§ Your objective
Copy each line with the word "escalera" in it.

______________________________

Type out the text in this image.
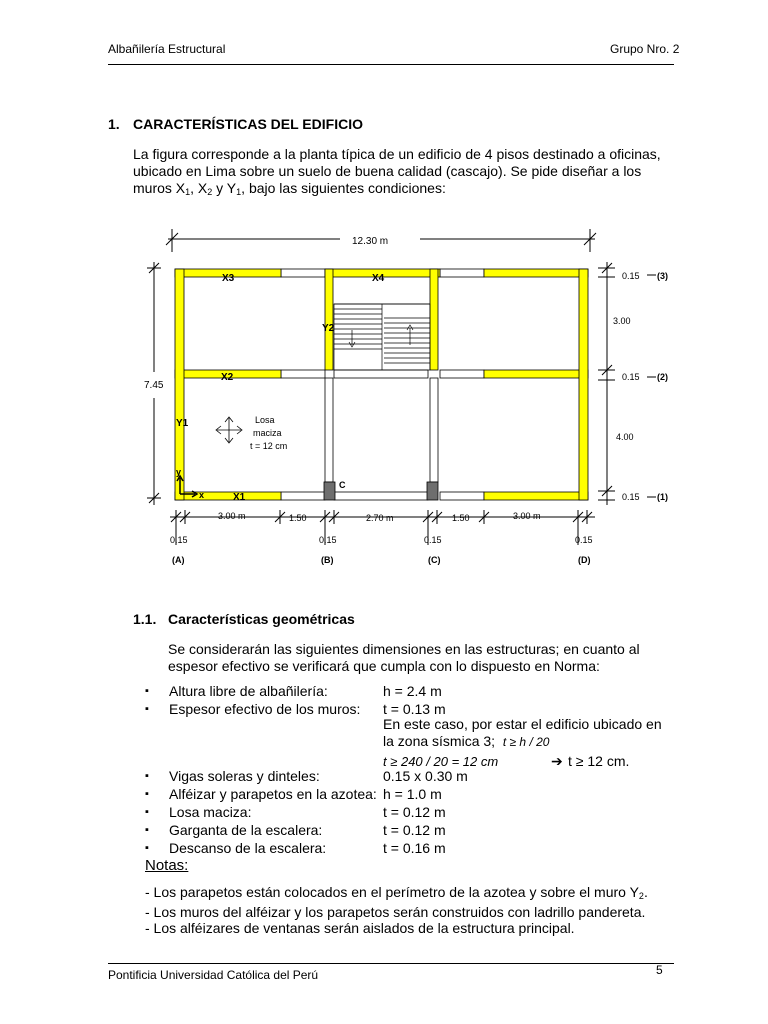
Albañilería Estructural	Grupo Nro. 2
1. CARACTERÍSTICAS DEL EDIFICIO
La figura corresponde a la planta típica de un edificio de 4 pisos destinado a oficinas,
ubicado en Lima sobre un suelo de buena calidad (cascajo). Se pide diseñar a los
muros $X_1$, $X_2$ y $Y_1$, bajo las siguientes condiciones:
12.30 m
7.45
X3	X4
X2
X1
Y1
Y2
Losa
maciza
t = 12 cm
y
x
C
0.15
3.00
0.15
4.00
0.15
(3)
(2)
(1)
3.00 m	1.50	2.70 m	1.50	3.00 m
0.15	0.15	0.15	0.15
(A)	(B)	(C)	(D)
1.1. Características geométricas
Se considerarán las siguientes dimensiones en las estructuras; en cuanto al
espesor efectivo se verificará que cumpla con lo dispuesto en Norma:
▪ Altura libre de albañilería:	h = 2.4 m
▪ Espesor efectivo de los muros: t = 0.13 m
En este caso, por estar el edificio ubicado en
la zona sísmica 3; t ≥ h / 20
t ≥ 240 / 20 = 12 cm	➔ t ≥ 12 cm.
▪ Vigas soleras y dinteles:	0.15 x 0.30 m
▪ Alféizar y parapetos en la azotea: h = 1.0 m
▪ Losa maciza:	t = 0.12 m
▪ Garganta de la escalera:	t = 0.12 m
▪ Descanso de la escalera:	t = 0.16 m
Notas:
- Los parapetos están colocados en el perímetro de la azotea y sobre el muro $Y_2$.
- Los muros del alféizar y los parapetos serán construidos con ladrillo pandereta.
- Los alféizares de ventanas serán aislados de la estructura principal.
Pontificia Universidad Católica del Perú	5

______________________________

§ Completed task
▪ Garganta de la escalera:	t = 0.12 m
▪ Descanso de la escalera:	t = 0.16 m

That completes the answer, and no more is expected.